— start —

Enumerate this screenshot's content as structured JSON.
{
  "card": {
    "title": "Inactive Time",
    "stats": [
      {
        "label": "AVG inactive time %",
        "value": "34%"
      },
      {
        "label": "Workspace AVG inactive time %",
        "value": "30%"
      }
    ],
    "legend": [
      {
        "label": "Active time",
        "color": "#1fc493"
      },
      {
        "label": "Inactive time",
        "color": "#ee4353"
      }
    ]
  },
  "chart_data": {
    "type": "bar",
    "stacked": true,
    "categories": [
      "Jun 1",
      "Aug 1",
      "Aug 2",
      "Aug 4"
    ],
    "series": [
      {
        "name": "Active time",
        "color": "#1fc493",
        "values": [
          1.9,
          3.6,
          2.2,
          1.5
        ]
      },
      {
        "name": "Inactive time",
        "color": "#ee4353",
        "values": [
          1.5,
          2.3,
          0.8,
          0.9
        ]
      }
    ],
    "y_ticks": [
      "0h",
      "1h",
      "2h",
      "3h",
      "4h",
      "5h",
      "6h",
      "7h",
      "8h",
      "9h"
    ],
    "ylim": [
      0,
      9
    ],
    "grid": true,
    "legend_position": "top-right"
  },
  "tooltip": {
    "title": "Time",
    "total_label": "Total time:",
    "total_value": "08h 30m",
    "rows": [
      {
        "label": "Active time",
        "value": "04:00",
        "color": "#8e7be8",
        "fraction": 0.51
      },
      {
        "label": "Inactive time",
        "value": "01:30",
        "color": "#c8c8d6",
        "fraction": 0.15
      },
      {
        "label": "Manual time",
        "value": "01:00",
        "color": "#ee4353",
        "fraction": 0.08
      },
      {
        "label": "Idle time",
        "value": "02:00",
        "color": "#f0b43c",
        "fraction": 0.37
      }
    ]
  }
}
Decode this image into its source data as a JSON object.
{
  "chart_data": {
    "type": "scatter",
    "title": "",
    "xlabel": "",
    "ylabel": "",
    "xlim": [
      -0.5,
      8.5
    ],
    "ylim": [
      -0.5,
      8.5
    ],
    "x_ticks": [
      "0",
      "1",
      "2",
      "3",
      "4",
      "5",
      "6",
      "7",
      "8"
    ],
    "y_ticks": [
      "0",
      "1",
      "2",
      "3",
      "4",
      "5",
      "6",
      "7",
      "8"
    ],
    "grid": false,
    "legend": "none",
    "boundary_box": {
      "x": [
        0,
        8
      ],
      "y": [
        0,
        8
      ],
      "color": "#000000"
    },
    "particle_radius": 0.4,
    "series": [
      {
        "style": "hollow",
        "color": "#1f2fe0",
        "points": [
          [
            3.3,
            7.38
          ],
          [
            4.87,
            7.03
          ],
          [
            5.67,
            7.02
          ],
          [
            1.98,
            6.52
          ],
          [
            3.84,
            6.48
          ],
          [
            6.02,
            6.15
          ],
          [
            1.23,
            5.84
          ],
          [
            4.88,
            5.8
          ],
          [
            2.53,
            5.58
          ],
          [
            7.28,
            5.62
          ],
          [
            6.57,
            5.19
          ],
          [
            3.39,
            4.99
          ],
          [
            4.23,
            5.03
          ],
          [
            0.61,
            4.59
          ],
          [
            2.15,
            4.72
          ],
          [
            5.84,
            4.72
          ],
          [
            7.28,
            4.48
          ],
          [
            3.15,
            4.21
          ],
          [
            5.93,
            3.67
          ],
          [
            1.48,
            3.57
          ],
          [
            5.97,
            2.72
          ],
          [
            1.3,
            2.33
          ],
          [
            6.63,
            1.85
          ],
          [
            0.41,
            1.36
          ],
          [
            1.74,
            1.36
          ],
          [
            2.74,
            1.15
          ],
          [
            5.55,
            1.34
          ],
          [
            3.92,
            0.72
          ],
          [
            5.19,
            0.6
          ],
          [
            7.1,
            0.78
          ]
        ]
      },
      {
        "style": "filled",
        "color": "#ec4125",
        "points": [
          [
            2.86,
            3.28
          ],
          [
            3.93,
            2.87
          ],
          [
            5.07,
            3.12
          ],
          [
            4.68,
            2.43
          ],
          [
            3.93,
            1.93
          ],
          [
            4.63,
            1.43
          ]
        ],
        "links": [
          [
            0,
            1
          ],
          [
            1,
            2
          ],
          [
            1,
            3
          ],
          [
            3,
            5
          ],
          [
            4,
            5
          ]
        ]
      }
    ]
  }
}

— end —

What this task involves: Your task is to transcribe the material exactly.

Full solution:
Enumerate this screenshot's content as structured JSON.
{
  "card": {
    "title": "Inactive Time",
    "stats": [
      {
        "label": "AVG inactive time %",
        "value": "34%"
      },
      {
        "label": "Workspace AVG inactive time %",
        "value": "30%"
      }
    ],
    "legend": [
      {
        "label": "Active time",
        "color": "#1fc493"
      },
      {
        "label": "Inactive time",
        "color": "#ee4353"
      }
    ]
  },
  "chart_data": {
    "type": "bar",
    "stacked": true,
    "categories": [
      "Jun 1",
      "Aug 1",
      "Aug 2",
      "Aug 4"
    ],
    "series": [
      {
        "name": "Active time",
        "color": "#1fc493",
        "values": [
          1.9,
          3.6,
          2.2,
          1.5
        ]
      },
      {
        "name": "Inactive time",
        "color": "#ee4353",
        "values": [
          1.5,
          2.3,
          0.8,
          0.9
        ]
      }
    ],
    "y_ticks": [
      "0h",
      "1h",
      "2h",
      "3h",
      "4h",
      "5h",
      "6h",
      "7h",
      "8h",
      "9h"
    ],
    "ylim": [
      0,
      9
    ],
    "grid": true,
    "legend_position": "top-right"
  },
  "tooltip": {
    "title": "Time",
    "total_label": "Total time:",
    "total_value": "08h 30m",
    "rows": [
      {
        "label": "Active time",
        "value": "04:00",
        "color": "#8e7be8",
        "fraction": 0.51
      },
      {
        "label": "Inactive time",
        "value": "01:30",
        "color": "#c8c8d6",
        "fraction": 0.15
      },
      {
        "label": "Manual time",
        "value": "01:00",
        "color": "#ee4353",
        "fraction": 0.08
      },
      {
        "label": "Idle time",
        "value": "02:00",
        "color": "#f0b43c",
        "fraction": 0.37
      }
    ]
  }
}
Decode this image into its source data as a JSON object.
{
  "chart_data": {
    "type": "scatter",
    "title": "",
    "xlabel": "",
    "ylabel": "",
    "xlim": [
      -0.5,
      8.5
    ],
    "ylim": [
      -0.5,
      8.5
    ],
    "x_ticks": [
      "0",
      "1",
      "2",
      "3",
      "4",
      "5",
      "6",
      "7",
      "8"
    ],
    "y_ticks": [
      "0",
      "1",
      "2",
      "3",
      "4",
      "5",
      "6",
      "7",
      "8"
    ],
    "grid": false,
    "legend": "none",
    "boundary_box": {
      "x": [
        0,
        8
      ],
      "y": [
        0,
        8
      ],
      "color": "#000000"
    },
    "particle_radius": 0.4,
    "series": [
      {
        "style": "hollow",
        "color": "#1f2fe0",
        "points": [
          [
            3.3,
            7.38
          ],
          [
            4.87,
            7.03
          ],
          [
            5.67,
            7.02
          ],
          [
            1.98,
            6.52
          ],
          [
            3.84,
            6.48
          ],
          [
            6.02,
            6.15
          ],
          [
            1.23,
            5.84
          ],
          [
            4.88,
            5.8
          ],
          [
            2.53,
            5.58
          ],
          [
            7.28,
            5.62
          ],
          [
            6.57,
            5.19
          ],
          [
            3.39,
            4.99
          ],
          [
            4.23,
            5.03
          ],
          [
            0.61,
            4.59
          ],
          [
            2.15,
            4.72
          ],
          [
            5.84,
            4.72
          ],
          [
            7.28,
            4.48
          ],
          [
            3.15,
            4.21
          ],
          [
            5.93,
            3.67
          ],
          [
            1.48,
            3.57
          ],
          [
            5.97,
            2.72
          ],
          [
            1.3,
            2.33
          ],
          [
            6.63,
            1.85
          ],
          [
            0.41,
            1.36
          ],
          [
            1.74,
            1.36
          ],
          [
            2.74,
            1.15
          ],
          [
            5.55,
            1.34
          ],
          [
            3.92,
            0.72
          ],
          [
            5.19,
            0.6
          ],
          [
            7.1,
            0.78
          ]
        ]
      },
      {
        "style": "filled",
        "color": "#ec4125",
        "points": [
          [
            2.86,
            3.28
          ],
          [
            3.93,
            2.87
          ],
          [
            5.07,
            3.12
          ],
          [
            4.68,
            2.43
          ],
          [
            3.93,
            1.93
          ],
          [
            4.63,
            1.43
          ]
        ],
        "links": [
          [
            0,
            1
          ],
          [
            1,
            2
          ],
          [
            1,
            3
          ],
          [
            3,
            5
          ],
          [
            4,
            5
          ]
        ]
      }
    ]
  }
}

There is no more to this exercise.